Directive: Which lines below hold the word "image"? Report each one.

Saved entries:
* * * * * * *

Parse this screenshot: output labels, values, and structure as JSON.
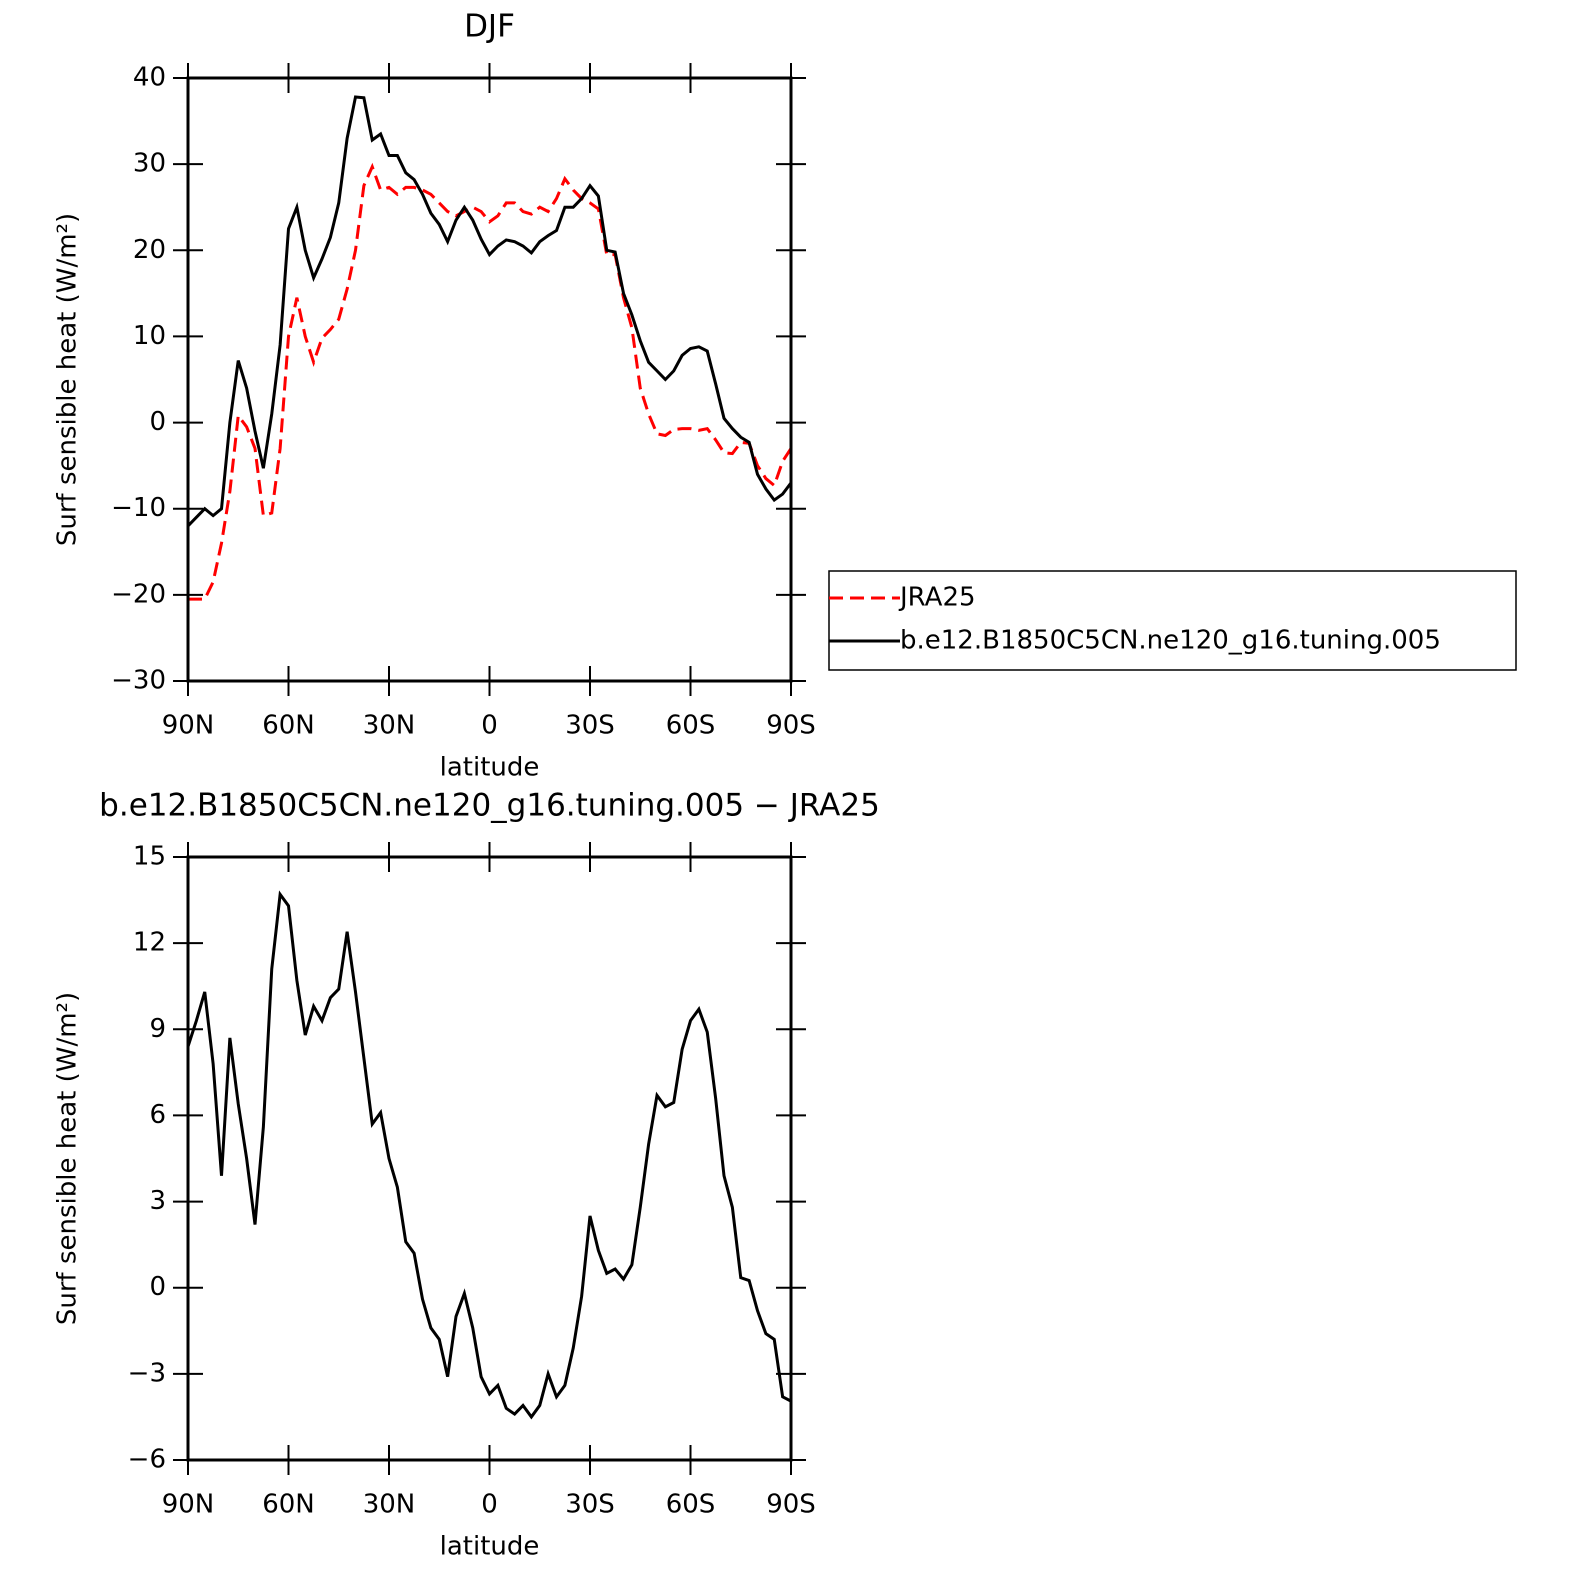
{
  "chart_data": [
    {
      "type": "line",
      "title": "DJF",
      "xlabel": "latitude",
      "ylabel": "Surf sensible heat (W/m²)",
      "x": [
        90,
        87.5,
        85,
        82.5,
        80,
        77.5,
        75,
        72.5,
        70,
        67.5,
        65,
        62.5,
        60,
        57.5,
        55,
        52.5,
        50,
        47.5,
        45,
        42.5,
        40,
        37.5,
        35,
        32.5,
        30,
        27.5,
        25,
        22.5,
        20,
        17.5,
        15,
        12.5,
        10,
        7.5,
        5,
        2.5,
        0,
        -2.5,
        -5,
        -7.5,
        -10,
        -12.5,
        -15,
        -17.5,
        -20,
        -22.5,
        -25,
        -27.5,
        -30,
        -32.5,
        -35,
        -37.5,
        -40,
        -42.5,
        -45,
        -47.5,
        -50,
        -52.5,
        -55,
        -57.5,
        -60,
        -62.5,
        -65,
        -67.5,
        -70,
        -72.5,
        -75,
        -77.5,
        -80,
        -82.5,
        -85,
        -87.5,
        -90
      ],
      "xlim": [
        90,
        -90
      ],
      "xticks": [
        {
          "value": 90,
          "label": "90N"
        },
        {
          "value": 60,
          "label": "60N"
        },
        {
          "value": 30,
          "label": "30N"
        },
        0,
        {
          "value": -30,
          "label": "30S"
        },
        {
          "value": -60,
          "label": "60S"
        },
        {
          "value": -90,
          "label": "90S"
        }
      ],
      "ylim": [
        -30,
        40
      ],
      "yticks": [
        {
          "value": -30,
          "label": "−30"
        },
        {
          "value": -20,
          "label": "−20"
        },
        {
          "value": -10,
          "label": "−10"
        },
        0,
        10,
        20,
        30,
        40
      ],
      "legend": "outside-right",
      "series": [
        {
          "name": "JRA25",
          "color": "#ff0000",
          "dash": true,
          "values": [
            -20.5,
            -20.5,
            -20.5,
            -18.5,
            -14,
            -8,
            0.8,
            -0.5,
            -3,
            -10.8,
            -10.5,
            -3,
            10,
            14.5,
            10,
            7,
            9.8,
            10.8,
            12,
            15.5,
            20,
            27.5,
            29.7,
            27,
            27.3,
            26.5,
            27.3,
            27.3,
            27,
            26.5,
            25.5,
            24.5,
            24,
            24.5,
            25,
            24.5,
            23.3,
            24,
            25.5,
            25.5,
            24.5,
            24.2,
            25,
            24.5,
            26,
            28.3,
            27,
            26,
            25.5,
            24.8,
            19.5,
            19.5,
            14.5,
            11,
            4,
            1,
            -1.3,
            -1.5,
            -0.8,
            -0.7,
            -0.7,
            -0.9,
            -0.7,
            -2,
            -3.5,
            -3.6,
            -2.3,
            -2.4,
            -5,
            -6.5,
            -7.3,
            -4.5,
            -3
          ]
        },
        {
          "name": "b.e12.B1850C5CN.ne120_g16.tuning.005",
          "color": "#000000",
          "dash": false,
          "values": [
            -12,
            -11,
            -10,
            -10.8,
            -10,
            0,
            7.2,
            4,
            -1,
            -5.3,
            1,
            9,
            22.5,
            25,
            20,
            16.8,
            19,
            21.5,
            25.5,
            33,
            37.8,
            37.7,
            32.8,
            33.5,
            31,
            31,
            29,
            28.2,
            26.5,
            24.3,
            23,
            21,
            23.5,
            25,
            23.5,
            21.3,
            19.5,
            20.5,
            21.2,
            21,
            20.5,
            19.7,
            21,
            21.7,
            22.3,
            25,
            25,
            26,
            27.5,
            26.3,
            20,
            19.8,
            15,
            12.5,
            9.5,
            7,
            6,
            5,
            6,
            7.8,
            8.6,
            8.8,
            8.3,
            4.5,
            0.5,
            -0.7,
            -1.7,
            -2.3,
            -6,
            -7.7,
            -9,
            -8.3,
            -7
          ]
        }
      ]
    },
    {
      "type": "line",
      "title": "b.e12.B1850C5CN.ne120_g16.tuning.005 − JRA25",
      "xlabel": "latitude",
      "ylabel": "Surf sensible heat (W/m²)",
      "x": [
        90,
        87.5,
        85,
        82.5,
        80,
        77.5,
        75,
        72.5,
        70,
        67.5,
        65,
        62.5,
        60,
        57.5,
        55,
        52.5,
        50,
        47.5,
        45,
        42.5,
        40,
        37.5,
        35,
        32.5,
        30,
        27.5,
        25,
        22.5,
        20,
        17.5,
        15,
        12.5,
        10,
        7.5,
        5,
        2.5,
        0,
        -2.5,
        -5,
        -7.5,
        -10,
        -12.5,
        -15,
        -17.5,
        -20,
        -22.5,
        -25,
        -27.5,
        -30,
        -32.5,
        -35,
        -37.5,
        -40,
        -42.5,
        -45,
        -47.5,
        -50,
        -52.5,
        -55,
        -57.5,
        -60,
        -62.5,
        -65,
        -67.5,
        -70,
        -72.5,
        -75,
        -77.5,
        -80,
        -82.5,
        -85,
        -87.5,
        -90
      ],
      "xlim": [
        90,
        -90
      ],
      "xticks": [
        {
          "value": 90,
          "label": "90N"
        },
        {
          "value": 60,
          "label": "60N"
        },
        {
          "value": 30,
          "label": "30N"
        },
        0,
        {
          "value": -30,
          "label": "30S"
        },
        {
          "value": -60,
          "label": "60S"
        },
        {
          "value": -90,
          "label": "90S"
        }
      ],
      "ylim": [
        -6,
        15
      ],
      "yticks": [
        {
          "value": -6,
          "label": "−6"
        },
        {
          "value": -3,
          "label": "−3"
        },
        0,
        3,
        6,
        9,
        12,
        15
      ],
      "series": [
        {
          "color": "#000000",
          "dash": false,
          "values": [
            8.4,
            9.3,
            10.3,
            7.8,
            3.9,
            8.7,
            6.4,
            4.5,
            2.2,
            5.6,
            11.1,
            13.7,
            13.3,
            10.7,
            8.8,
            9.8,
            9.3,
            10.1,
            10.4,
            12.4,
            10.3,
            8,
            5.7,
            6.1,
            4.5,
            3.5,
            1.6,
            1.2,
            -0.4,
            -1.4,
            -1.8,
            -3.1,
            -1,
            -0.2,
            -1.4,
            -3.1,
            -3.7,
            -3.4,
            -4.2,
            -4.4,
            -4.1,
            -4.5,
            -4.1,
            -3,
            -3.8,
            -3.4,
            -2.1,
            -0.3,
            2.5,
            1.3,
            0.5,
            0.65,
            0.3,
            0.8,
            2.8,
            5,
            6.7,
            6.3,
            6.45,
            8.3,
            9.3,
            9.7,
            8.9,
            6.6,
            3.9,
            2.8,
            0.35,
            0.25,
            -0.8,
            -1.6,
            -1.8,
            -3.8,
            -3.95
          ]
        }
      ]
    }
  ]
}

* * * * * * *

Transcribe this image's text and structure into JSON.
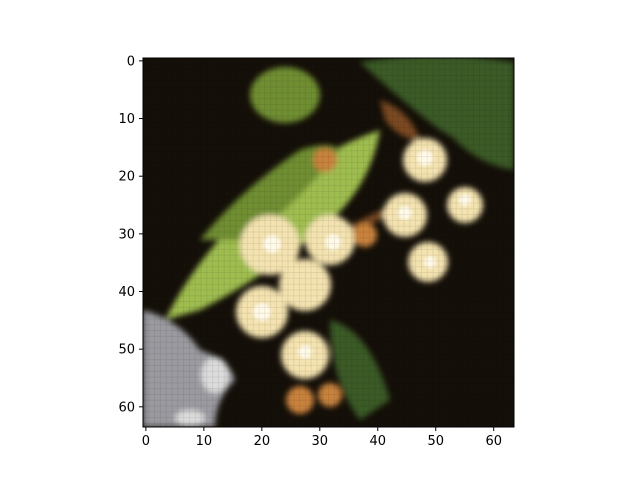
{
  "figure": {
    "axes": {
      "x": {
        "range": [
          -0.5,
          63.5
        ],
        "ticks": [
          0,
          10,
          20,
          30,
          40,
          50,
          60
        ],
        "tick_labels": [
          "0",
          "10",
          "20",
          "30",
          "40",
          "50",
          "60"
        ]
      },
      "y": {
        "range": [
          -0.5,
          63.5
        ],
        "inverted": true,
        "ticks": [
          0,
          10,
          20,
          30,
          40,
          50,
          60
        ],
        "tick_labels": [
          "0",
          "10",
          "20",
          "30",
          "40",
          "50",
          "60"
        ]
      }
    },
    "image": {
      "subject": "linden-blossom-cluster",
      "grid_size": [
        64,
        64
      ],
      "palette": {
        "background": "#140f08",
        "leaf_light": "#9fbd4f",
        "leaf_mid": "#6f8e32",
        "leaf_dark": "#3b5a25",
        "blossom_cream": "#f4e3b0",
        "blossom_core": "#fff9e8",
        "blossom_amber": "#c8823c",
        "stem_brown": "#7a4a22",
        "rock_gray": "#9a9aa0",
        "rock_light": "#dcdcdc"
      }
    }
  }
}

* * * * * * *

Exercise output:
Transcribe this image's text and structure into JSON.
    "image": {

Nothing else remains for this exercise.